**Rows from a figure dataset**

* start *

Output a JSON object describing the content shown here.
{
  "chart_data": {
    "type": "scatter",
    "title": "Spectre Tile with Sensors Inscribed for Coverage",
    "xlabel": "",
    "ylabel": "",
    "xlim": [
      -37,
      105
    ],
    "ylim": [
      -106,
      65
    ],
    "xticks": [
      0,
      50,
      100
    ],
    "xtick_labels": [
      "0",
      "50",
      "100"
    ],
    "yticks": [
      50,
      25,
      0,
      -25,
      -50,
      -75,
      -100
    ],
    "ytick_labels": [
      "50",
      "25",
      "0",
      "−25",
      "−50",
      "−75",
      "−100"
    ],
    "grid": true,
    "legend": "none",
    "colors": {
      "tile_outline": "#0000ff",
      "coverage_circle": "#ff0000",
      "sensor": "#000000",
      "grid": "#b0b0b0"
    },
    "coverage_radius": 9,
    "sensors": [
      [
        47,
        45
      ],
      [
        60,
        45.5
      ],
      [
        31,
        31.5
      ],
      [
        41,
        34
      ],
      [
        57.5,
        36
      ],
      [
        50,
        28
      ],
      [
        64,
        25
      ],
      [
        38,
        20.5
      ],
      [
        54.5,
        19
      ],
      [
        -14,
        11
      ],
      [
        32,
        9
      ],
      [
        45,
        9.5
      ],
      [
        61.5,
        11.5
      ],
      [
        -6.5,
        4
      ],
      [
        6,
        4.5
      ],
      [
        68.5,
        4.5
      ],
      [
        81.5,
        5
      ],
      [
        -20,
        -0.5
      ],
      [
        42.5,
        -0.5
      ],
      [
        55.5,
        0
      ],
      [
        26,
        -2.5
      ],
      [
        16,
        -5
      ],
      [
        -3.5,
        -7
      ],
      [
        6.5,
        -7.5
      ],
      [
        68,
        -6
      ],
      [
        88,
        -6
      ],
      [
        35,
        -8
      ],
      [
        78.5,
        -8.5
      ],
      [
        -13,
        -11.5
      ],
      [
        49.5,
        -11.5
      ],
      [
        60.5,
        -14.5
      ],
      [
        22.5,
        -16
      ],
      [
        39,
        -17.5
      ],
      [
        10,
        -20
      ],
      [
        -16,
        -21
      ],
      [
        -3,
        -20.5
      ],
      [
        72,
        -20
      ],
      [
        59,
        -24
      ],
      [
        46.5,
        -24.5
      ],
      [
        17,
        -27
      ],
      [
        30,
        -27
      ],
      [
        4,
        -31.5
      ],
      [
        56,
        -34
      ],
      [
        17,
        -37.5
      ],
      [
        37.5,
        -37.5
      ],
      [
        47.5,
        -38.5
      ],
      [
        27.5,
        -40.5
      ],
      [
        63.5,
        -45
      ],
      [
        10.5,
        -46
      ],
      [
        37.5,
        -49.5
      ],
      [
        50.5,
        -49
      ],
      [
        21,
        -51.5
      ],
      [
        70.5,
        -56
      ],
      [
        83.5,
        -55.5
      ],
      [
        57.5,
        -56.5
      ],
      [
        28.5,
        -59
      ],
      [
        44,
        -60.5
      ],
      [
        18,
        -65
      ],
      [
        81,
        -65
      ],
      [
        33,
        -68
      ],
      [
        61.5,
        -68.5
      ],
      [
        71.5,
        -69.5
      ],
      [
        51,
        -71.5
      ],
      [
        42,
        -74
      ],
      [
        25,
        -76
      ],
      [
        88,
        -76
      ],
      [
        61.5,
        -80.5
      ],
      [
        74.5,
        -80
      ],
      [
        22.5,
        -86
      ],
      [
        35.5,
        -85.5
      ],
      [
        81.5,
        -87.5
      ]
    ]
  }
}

* end *

**Exercise task**
Print out the whole listing exactly as it appears.

**Task solution**
Output a JSON object describing the content shown here.
{
  "chart_data": {
    "type": "scatter",
    "title": "Spectre Tile with Sensors Inscribed for Coverage",
    "xlabel": "",
    "ylabel": "",
    "xlim": [
      -37,
      105
    ],
    "ylim": [
      -106,
      65
    ],
    "xticks": [
      0,
      50,
      100
    ],
    "xtick_labels": [
      "0",
      "50",
      "100"
    ],
    "yticks": [
      50,
      25,
      0,
      -25,
      -50,
      -75,
      -100
    ],
    "ytick_labels": [
      "50",
      "25",
      "0",
      "−25",
      "−50",
      "−75",
      "−100"
    ],
    "grid": true,
    "legend": "none",
    "colors": {
      "tile_outline": "#0000ff",
      "coverage_circle": "#ff0000",
      "sensor": "#000000",
      "grid": "#b0b0b0"
    },
    "coverage_radius": 9,
    "sensors": [
      [
        47,
        45
      ],
      [
        60,
        45.5
      ],
      [
        31,
        31.5
      ],
      [
        41,
        34
      ],
      [
        57.5,
        36
      ],
      [
        50,
        28
      ],
      [
        64,
        25
      ],
      [
        38,
        20.5
      ],
      [
        54.5,
        19
      ],
      [
        -14,
        11
      ],
      [
        32,
        9
      ],
      [
        45,
        9.5
      ],
      [
        61.5,
        11.5
      ],
      [
        -6.5,
        4
      ],
      [
        6,
        4.5
      ],
      [
        68.5,
        4.5
      ],
      [
        81.5,
        5
      ],
      [
        -20,
        -0.5
      ],
      [
        42.5,
        -0.5
      ],
      [
        55.5,
        0
      ],
      [
        26,
        -2.5
      ],
      [
        16,
        -5
      ],
      [
        -3.5,
        -7
      ],
      [
        6.5,
        -7.5
      ],
      [
        68,
        -6
      ],
      [
        88,
        -6
      ],
      [
        35,
        -8
      ],
      [
        78.5,
        -8.5
      ],
      [
        -13,
        -11.5
      ],
      [
        49.5,
        -11.5
      ],
      [
        60.5,
        -14.5
      ],
      [
        22.5,
        -16
      ],
      [
        39,
        -17.5
      ],
      [
        10,
        -20
      ],
      [
        -16,
        -21
      ],
      [
        -3,
        -20.5
      ],
      [
        72,
        -20
      ],
      [
        59,
        -24
      ],
      [
        46.5,
        -24.5
      ],
      [
        17,
        -27
      ],
      [
        30,
        -27
      ],
      [
        4,
        -31.5
      ],
      [
        56,
        -34
      ],
      [
        17,
        -37.5
      ],
      [
        37.5,
        -37.5
      ],
      [
        47.5,
        -38.5
      ],
      [
        27.5,
        -40.5
      ],
      [
        63.5,
        -45
      ],
      [
        10.5,
        -46
      ],
      [
        37.5,
        -49.5
      ],
      [
        50.5,
        -49
      ],
      [
        21,
        -51.5
      ],
      [
        70.5,
        -56
      ],
      [
        83.5,
        -55.5
      ],
      [
        57.5,
        -56.5
      ],
      [
        28.5,
        -59
      ],
      [
        44,
        -60.5
      ],
      [
        18,
        -65
      ],
      [
        81,
        -65
      ],
      [
        33,
        -68
      ],
      [
        61.5,
        -68.5
      ],
      [
        71.5,
        -69.5
      ],
      [
        51,
        -71.5
      ],
      [
        42,
        -74
      ],
      [
        25,
        -76
      ],
      [
        88,
        -76
      ],
      [
        61.5,
        -80.5
      ],
      [
        74.5,
        -80
      ],
      [
        22.5,
        -86
      ],
      [
        35.5,
        -85.5
      ],
      [
        81.5,
        -87.5
      ]
    ]
  }
}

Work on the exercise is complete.